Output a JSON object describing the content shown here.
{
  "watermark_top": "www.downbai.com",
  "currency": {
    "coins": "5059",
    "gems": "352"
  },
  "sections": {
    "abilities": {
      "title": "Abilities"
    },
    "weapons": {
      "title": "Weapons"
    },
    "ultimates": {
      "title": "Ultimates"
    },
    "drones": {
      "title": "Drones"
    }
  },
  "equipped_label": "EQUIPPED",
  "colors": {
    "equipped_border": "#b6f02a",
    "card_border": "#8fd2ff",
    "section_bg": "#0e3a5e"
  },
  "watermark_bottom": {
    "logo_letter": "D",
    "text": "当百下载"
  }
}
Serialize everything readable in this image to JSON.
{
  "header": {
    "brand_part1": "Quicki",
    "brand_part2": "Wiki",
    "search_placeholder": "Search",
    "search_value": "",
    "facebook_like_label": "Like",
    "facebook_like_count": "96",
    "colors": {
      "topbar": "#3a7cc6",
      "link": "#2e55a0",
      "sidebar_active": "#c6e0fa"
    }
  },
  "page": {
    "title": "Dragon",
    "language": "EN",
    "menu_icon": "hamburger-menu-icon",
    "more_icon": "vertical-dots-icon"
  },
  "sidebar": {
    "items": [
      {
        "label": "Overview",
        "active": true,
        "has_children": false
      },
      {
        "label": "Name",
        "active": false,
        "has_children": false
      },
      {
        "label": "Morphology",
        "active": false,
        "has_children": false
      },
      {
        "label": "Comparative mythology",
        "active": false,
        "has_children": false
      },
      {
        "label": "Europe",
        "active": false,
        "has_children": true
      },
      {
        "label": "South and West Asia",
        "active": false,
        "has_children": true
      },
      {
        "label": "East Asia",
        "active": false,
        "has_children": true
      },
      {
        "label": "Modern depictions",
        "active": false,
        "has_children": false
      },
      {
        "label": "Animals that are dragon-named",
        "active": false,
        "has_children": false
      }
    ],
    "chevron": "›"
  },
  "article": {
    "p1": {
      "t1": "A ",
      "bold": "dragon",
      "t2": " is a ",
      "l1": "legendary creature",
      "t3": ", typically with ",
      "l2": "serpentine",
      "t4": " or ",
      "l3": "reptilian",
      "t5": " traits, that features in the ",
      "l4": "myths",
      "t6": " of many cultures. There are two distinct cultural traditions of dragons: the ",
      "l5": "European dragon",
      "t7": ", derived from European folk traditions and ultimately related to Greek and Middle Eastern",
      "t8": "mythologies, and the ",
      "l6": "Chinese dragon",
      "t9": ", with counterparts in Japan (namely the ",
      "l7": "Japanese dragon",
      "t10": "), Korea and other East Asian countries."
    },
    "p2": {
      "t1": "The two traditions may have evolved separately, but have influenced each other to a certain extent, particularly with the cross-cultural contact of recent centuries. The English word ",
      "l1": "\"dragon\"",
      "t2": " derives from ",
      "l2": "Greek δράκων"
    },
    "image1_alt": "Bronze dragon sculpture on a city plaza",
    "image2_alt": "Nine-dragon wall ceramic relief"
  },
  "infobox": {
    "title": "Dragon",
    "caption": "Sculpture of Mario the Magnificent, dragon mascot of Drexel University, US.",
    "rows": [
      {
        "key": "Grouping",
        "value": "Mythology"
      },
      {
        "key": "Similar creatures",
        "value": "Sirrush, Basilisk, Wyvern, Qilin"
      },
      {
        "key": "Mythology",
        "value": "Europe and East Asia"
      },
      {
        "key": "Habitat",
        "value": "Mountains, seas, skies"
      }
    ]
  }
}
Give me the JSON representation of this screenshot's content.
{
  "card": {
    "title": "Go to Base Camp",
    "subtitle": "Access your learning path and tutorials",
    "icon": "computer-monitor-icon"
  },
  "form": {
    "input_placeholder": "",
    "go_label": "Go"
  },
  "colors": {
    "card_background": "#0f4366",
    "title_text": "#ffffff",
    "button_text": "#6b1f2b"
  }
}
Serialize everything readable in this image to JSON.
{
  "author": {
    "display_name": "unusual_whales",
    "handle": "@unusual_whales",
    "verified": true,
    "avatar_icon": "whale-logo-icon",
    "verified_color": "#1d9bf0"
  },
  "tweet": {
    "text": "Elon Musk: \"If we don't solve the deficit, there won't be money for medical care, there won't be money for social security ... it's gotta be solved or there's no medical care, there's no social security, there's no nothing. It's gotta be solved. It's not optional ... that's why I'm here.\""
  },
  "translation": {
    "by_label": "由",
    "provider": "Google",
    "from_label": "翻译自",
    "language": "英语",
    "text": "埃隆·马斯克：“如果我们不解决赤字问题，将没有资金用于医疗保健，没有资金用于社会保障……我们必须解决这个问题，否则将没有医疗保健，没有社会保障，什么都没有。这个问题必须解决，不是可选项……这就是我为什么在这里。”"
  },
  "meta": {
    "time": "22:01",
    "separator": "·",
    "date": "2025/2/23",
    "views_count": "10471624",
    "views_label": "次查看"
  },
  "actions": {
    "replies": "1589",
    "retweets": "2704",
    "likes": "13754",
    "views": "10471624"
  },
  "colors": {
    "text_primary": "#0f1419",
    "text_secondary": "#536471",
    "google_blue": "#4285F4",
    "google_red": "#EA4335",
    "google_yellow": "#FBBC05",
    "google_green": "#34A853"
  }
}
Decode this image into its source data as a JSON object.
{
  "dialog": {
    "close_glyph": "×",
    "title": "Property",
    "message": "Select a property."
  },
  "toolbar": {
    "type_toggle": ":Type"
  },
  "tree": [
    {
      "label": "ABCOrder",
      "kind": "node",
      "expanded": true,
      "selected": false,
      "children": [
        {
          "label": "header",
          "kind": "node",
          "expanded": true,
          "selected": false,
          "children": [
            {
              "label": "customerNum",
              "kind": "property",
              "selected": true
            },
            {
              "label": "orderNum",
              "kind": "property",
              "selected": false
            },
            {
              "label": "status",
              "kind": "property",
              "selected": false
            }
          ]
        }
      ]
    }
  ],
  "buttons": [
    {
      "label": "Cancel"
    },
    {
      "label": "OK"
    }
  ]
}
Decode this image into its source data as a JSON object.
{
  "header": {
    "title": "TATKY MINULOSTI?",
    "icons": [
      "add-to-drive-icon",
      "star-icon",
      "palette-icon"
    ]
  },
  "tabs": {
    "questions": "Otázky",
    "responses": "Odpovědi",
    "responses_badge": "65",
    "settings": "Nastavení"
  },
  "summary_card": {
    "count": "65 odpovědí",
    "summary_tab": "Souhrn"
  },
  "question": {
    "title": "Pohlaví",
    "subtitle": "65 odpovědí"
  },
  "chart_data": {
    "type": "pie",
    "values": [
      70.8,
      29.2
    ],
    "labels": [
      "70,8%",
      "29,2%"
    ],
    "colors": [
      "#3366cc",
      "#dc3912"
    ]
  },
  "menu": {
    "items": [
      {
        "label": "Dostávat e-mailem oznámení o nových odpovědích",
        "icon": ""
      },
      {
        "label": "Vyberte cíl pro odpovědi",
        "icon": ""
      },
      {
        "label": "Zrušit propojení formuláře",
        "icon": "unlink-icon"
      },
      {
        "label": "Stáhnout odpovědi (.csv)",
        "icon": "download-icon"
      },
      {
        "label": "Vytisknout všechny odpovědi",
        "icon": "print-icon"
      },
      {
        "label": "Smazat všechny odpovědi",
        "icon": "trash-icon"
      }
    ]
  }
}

+-------+

● **PROBLEM DETAILS**: Extract all of the data above without altering anything.

● **RESULT**:
Output a JSON object describing the content shown here.
{
  "watermark_top": "www.downbai.com",
  "currency": {
    "coins": "5059",
    "gems": "352"
  },
  "sections": {
    "abilities": {
      "title": "Abilities"
    },
    "weapons": {
      "title": "Weapons"
    },
    "ultimates": {
      "title": "Ultimates"
    },
    "drones": {
      "title": "Drones"
    }
  },
  "equipped_label": "EQUIPPED",
  "colors": {
    "equipped_border": "#b6f02a",
    "card_border": "#8fd2ff",
    "section_bg": "#0e3a5e"
  },
  "watermark_bottom": {
    "logo_letter": "D",
    "text": "当百下载"
  }
}
Serialize everything readable in this image to JSON.
{
  "header": {
    "brand_part1": "Quicki",
    "brand_part2": "Wiki",
    "search_placeholder": "Search",
    "search_value": "",
    "facebook_like_label": "Like",
    "facebook_like_count": "96",
    "colors": {
      "topbar": "#3a7cc6",
      "link": "#2e55a0",
      "sidebar_active": "#c6e0fa"
    }
  },
  "page": {
    "title": "Dragon",
    "language": "EN",
    "menu_icon": "hamburger-menu-icon",
    "more_icon": "vertical-dots-icon"
  },
  "sidebar": {
    "items": [
      {
        "label": "Overview",
        "active": true,
        "has_children": false
      },
      {
        "label": "Name",
        "active": false,
        "has_children": false
      },
      {
        "label": "Morphology",
        "active": false,
        "has_children": false
      },
      {
        "label": "Comparative mythology",
        "active": false,
        "has_children": false
      },
      {
        "label": "Europe",
        "active": false,
        "has_children": true
      },
      {
        "label": "South and West Asia",
        "active": false,
        "has_children": true
      },
      {
        "label": "East Asia",
        "active": false,
        "has_children": true
      },
      {
        "label": "Modern depictions",
        "active": false,
        "has_children": false
      },
      {
        "label": "Animals that are dragon-named",
        "active": false,
        "has_children": false
      }
    ],
    "chevron": "›"
  },
  "article": {
    "p1": {
      "t1": "A ",
      "bold": "dragon",
      "t2": " is a ",
      "l1": "legendary creature",
      "t3": ", typically with ",
      "l2": "serpentine",
      "t4": " or ",
      "l3": "reptilian",
      "t5": " traits, that features in the ",
      "l4": "myths",
      "t6": " of many cultures. There are two distinct cultural traditions of dragons: the ",
      "l5": "European dragon",
      "t7": ", derived from European folk traditions and ultimately related to Greek and Middle Eastern",
      "t8": "mythologies, and the ",
      "l6": "Chinese dragon",
      "t9": ", with counterparts in Japan (namely the ",
      "l7": "Japanese dragon",
      "t10": "), Korea and other East Asian countries."
    },
    "p2": {
      "t1": "The two traditions may have evolved separately, but have influenced each other to a certain extent, particularly with the cross-cultural contact of recent centuries. The English word ",
      "l1": "\"dragon\"",
      "t2": " derives from ",
      "l2": "Greek δράκων"
    },
    "image1_alt": "Bronze dragon sculpture on a city plaza",
    "image2_alt": "Nine-dragon wall ceramic relief"
  },
  "infobox": {
    "title": "Dragon",
    "caption": "Sculpture of Mario the Magnificent, dragon mascot of Drexel University, US.",
    "rows": [
      {
        "key": "Grouping",
        "value": "Mythology"
      },
      {
        "key": "Similar creatures",
        "value": "Sirrush, Basilisk, Wyvern, Qilin"
      },
      {
        "key": "Mythology",
        "value": "Europe and East Asia"
      },
      {
        "key": "Habitat",
        "value": "Mountains, seas, skies"
      }
    ]
  }
}
Give me the JSON representation of this screenshot's content.
{
  "card": {
    "title": "Go to Base Camp",
    "subtitle": "Access your learning path and tutorials",
    "icon": "computer-monitor-icon"
  },
  "form": {
    "input_placeholder": "",
    "go_label": "Go"
  },
  "colors": {
    "card_background": "#0f4366",
    "title_text": "#ffffff",
    "button_text": "#6b1f2b"
  }
}
Serialize everything readable in this image to JSON.
{
  "author": {
    "display_name": "unusual_whales",
    "handle": "@unusual_whales",
    "verified": true,
    "avatar_icon": "whale-logo-icon",
    "verified_color": "#1d9bf0"
  },
  "tweet": {
    "text": "Elon Musk: \"If we don't solve the deficit, there won't be money for medical care, there won't be money for social security ... it's gotta be solved or there's no medical care, there's no social security, there's no nothing. It's gotta be solved. It's not optional ... that's why I'm here.\""
  },
  "translation": {
    "by_label": "由",
    "provider": "Google",
    "from_label": "翻译自",
    "language": "英语",
    "text": "埃隆·马斯克：“如果我们不解决赤字问题，将没有资金用于医疗保健，没有资金用于社会保障……我们必须解决这个问题，否则将没有医疗保健，没有社会保障，什么都没有。这个问题必须解决，不是可选项……这就是我为什么在这里。”"
  },
  "meta": {
    "time": "22:01",
    "separator": "·",
    "date": "2025/2/23",
    "views_count": "10471624",
    "views_label": "次查看"
  },
  "actions": {
    "replies": "1589",
    "retweets": "2704",
    "likes": "13754",
    "views": "10471624"
  },
  "colors": {
    "text_primary": "#0f1419",
    "text_secondary": "#536471",
    "google_blue": "#4285F4",
    "google_red": "#EA4335",
    "google_yellow": "#FBBC05",
    "google_green": "#34A853"
  }
}
Decode this image into its source data as a JSON object.
{
  "dialog": {
    "close_glyph": "×",
    "title": "Property",
    "message": "Select a property."
  },
  "toolbar": {
    "type_toggle": ":Type"
  },
  "tree": [
    {
      "label": "ABCOrder",
      "kind": "node",
      "expanded": true,
      "selected": false,
      "children": [
        {
          "label": "header",
          "kind": "node",
          "expanded": true,
          "selected": false,
          "children": [
            {
              "label": "customerNum",
              "kind": "property",
              "selected": true
            },
            {
              "label": "orderNum",
              "kind": "property",
              "selected": false
            },
            {
              "label": "status",
              "kind": "property",
              "selected": false
            }
          ]
        }
      ]
    }
  ],
  "buttons": [
    {
      "label": "Cancel"
    },
    {
      "label": "OK"
    }
  ]
}
Decode this image into its source data as a JSON object.
{
  "header": {
    "title": "TATKY MINULOSTI?",
    "icons": [
      "add-to-drive-icon",
      "star-icon",
      "palette-icon"
    ]
  },
  "tabs": {
    "questions": "Otázky",
    "responses": "Odpovědi",
    "responses_badge": "65",
    "settings": "Nastavení"
  },
  "summary_card": {
    "count": "65 odpovědí",
    "summary_tab": "Souhrn"
  },
  "question": {
    "title": "Pohlaví",
    "subtitle": "65 odpovědí"
  },
  "chart_data": {
    "type": "pie",
    "values": [
      70.8,
      29.2
    ],
    "labels": [
      "70,8%",
      "29,2%"
    ],
    "colors": [
      "#3366cc",
      "#dc3912"
    ]
  },
  "menu": {
    "items": [
      {
        "label": "Dostávat e-mailem oznámení o nových odpovědích",
        "icon": ""
      },
      {
        "label": "Vyberte cíl pro odpovědi",
        "icon": ""
      },
      {
        "label": "Zrušit propojení formuláře",
        "icon": "unlink-icon"
      },
      {
        "label": "Stáhnout odpovědi (.csv)",
        "icon": "download-icon"
      },
      {
        "label": "Vytisknout všechny odpovědi",
        "icon": "print-icon"
      },
      {
        "label": "Smazat všechny odpovědi",
        "icon": "trash-icon"
      }
    ]
  }
}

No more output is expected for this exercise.